───── AVAILABLE DATA ─────

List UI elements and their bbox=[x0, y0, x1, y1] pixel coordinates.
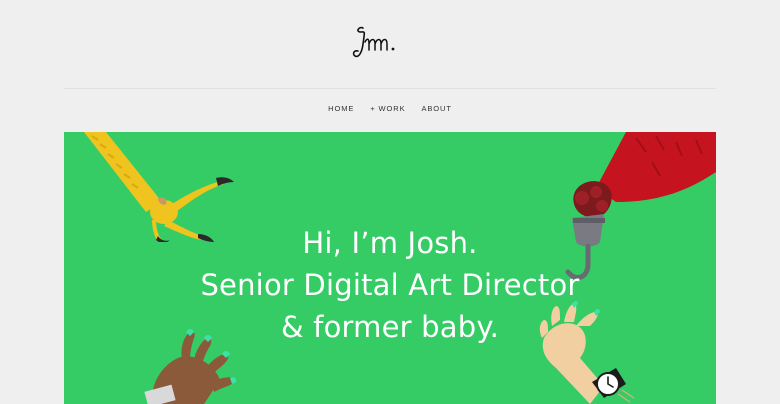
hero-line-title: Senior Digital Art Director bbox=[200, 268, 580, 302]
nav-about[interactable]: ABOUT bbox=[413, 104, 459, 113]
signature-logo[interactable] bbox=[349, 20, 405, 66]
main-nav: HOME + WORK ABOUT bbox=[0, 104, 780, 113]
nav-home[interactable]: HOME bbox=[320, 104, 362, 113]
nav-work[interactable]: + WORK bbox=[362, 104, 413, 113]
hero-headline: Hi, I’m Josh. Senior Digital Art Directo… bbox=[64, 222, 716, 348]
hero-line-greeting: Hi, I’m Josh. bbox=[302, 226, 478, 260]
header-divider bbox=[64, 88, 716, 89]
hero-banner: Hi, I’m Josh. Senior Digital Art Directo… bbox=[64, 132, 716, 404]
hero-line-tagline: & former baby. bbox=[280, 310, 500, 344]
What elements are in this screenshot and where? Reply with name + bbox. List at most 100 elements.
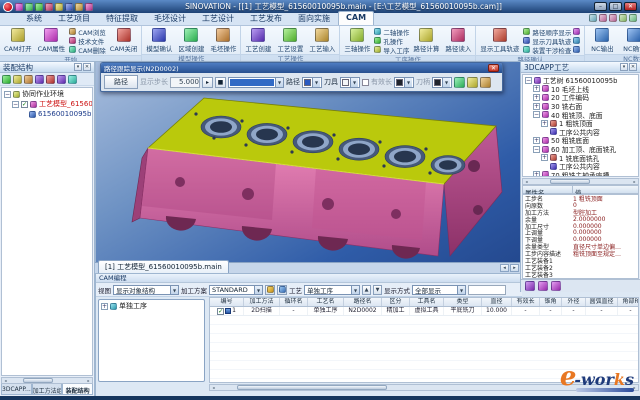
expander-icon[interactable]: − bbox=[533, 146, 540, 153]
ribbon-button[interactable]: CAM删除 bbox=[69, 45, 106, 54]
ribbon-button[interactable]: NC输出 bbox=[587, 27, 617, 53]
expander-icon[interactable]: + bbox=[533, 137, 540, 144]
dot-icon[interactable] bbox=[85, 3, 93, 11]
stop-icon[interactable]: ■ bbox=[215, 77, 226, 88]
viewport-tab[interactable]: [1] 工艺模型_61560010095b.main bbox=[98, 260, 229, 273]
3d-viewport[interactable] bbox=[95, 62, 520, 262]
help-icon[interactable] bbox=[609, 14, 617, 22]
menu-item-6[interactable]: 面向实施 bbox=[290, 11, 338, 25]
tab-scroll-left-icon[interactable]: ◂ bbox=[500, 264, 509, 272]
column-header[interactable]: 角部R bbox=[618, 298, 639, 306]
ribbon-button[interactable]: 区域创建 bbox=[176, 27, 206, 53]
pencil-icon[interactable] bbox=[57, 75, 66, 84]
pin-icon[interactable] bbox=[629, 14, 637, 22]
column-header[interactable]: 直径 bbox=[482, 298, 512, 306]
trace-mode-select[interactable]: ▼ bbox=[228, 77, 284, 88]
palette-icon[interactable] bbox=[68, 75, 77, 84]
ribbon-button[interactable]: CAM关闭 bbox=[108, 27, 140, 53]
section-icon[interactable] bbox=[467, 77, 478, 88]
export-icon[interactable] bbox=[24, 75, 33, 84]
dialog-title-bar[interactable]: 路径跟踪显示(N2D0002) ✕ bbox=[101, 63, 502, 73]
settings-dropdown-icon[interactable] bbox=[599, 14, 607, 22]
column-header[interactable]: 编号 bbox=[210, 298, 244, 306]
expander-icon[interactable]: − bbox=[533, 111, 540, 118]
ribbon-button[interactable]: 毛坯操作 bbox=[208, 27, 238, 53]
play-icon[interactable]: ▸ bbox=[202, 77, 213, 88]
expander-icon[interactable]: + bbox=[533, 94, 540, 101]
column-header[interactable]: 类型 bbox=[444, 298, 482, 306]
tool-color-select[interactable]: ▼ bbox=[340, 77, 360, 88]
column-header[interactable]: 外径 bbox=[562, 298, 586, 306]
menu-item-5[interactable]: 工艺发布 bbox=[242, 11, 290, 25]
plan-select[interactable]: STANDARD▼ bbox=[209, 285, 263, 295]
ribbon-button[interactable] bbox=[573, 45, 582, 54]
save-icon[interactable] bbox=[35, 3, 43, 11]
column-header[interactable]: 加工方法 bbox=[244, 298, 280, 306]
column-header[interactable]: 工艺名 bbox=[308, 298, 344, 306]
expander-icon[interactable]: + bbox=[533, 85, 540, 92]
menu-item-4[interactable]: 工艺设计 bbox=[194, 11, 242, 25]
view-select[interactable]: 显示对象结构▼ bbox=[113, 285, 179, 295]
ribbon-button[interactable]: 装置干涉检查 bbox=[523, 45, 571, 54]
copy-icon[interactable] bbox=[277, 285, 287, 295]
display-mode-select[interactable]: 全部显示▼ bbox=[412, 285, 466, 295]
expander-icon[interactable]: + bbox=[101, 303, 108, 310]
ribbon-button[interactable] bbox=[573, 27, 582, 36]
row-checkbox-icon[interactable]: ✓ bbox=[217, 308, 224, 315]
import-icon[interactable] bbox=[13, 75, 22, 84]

─────

TASK »
Copy out the lines of the material above, unchanged, from the line with "hero-line-title: Senior Digital" to the line with "nav-home[interactable]: HOME bbox=[320, 104, 362, 113]", including both of those lines.

WORKED SOLUTION »
hero-line-title: Senior Digital Art Director bbox=[200, 268, 580, 302]
nav-about[interactable]: ABOUT bbox=[413, 104, 459, 113]
signature-logo[interactable] bbox=[349, 20, 405, 66]
main-nav: HOME + WORK ABOUT bbox=[0, 104, 780, 113]
nav-home[interactable]: HOME bbox=[320, 104, 362, 113]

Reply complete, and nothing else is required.